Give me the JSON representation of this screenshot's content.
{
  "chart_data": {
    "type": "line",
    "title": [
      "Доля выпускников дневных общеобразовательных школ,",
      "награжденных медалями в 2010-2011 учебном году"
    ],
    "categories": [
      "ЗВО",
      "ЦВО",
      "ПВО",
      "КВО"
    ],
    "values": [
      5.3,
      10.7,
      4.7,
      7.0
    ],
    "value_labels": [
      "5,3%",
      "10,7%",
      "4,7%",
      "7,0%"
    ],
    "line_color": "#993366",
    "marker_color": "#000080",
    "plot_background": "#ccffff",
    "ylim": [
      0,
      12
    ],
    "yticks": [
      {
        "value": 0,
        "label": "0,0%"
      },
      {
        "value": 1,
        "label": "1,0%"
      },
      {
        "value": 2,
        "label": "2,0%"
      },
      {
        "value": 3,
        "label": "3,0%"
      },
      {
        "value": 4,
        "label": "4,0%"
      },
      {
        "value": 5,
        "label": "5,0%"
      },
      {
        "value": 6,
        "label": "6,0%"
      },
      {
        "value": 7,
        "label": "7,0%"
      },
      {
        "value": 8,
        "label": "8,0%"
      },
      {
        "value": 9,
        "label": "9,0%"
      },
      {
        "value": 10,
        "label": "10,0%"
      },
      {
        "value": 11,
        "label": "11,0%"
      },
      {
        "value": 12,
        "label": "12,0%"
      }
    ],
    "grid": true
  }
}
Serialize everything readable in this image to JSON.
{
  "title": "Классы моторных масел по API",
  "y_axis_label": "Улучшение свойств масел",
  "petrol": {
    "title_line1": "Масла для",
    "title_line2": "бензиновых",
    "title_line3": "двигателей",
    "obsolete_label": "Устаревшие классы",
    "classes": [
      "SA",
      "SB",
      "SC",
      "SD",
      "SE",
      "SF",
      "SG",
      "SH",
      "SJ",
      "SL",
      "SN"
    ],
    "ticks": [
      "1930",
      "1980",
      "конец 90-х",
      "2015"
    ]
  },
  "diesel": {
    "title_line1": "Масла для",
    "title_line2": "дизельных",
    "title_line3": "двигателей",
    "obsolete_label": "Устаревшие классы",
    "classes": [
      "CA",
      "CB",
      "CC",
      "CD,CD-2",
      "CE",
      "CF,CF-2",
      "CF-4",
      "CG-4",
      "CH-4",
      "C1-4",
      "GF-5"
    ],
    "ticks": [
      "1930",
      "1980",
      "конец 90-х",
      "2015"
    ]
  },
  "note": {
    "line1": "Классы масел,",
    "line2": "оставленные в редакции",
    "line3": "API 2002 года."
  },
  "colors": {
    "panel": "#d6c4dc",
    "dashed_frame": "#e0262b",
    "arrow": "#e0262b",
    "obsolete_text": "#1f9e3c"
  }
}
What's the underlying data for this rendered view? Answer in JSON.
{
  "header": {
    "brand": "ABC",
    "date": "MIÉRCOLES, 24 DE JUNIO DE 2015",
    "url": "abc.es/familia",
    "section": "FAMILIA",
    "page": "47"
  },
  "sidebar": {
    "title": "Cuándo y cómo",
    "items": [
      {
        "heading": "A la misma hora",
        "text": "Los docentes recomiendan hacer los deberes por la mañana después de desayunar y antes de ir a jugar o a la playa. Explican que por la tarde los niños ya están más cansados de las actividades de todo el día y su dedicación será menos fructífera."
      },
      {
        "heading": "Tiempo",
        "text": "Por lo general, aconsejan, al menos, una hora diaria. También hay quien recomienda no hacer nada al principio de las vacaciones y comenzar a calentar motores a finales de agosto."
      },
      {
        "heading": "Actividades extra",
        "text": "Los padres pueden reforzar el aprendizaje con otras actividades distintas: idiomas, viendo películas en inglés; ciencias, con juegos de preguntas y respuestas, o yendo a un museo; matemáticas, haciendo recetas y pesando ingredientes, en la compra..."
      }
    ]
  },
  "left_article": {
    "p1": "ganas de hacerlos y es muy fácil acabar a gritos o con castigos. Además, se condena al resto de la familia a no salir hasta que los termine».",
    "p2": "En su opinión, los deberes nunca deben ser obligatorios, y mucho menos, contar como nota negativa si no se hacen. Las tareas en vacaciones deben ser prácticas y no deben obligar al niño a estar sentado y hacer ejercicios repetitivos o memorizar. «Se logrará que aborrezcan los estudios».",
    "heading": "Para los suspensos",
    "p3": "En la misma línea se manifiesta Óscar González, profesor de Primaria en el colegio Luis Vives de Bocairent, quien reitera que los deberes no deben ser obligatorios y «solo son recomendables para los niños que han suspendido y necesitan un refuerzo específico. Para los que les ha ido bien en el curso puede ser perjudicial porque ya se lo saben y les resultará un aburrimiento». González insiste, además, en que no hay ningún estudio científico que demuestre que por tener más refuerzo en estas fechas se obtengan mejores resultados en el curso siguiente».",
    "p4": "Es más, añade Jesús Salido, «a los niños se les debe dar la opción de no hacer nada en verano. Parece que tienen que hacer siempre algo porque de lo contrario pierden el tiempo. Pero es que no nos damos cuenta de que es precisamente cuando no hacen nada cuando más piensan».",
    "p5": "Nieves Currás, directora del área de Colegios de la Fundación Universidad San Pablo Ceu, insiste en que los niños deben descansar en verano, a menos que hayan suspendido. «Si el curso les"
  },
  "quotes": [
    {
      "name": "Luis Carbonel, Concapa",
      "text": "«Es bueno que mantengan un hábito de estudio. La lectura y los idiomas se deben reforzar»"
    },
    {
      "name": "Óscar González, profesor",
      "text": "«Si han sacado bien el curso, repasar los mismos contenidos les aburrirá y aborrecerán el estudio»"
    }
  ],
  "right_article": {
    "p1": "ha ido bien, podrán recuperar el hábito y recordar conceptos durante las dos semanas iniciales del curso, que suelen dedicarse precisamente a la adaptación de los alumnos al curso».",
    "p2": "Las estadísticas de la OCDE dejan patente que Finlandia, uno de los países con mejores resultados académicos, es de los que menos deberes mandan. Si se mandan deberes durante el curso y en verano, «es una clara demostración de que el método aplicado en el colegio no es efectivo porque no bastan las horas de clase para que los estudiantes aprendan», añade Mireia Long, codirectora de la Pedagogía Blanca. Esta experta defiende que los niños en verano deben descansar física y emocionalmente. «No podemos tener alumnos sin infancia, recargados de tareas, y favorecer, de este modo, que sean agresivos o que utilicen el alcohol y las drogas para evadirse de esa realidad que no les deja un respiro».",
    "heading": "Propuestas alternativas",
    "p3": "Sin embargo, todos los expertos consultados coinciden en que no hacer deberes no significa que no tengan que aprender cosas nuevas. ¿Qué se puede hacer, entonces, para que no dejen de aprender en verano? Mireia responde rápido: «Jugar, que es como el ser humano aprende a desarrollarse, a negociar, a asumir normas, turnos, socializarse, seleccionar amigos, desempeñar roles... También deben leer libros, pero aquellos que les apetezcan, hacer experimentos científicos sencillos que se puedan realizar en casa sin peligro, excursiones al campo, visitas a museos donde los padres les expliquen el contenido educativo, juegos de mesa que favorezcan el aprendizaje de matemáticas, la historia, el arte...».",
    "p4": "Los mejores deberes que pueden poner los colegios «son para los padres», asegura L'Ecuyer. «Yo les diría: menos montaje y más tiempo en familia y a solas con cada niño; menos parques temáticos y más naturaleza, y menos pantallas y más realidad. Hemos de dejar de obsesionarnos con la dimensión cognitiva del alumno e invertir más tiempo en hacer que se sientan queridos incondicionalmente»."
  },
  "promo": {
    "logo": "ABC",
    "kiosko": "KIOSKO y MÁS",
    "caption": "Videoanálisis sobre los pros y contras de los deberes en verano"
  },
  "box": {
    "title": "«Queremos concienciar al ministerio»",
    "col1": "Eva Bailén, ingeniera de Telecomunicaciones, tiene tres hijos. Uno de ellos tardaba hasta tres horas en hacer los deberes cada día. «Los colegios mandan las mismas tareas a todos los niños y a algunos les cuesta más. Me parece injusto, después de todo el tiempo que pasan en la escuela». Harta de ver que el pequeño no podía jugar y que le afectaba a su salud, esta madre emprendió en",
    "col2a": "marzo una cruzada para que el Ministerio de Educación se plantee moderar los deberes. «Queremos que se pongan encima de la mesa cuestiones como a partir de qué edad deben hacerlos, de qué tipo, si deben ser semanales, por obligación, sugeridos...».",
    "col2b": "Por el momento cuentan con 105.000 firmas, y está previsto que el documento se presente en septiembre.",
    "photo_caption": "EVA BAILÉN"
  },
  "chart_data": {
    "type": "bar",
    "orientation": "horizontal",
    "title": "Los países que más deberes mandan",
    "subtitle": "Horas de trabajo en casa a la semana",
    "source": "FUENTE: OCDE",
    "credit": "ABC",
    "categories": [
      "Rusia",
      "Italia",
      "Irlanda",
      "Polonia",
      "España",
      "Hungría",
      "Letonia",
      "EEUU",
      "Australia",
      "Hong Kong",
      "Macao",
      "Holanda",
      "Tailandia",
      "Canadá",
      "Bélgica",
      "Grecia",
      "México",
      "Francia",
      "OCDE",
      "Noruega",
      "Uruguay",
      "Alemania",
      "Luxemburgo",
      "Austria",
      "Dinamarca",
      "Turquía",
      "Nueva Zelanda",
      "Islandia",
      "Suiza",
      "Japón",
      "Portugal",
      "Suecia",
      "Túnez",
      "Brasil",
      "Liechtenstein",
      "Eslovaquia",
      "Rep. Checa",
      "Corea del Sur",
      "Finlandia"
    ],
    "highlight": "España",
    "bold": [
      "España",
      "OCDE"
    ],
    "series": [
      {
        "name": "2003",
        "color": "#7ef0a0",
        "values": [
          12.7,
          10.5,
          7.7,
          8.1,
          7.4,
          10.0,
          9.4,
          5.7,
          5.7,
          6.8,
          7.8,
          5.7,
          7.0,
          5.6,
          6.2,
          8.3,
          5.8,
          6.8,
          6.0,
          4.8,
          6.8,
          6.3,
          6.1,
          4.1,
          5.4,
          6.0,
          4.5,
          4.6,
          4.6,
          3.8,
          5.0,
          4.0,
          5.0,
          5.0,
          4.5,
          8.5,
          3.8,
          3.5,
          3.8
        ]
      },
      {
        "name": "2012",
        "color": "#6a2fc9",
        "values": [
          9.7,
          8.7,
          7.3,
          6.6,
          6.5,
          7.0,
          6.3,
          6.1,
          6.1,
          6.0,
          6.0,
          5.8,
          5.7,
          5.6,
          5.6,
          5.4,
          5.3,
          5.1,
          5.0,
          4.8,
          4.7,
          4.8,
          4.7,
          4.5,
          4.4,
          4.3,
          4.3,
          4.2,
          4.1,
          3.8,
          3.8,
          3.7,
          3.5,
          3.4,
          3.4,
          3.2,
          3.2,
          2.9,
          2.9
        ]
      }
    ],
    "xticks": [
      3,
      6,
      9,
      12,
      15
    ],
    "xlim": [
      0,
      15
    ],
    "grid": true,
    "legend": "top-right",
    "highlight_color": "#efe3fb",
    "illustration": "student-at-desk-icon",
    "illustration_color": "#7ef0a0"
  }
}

****

### TASK GOAL
Give back only a number, the number of lines where the string "precisamente" occurs.

### COMPLETE OUTPUT
2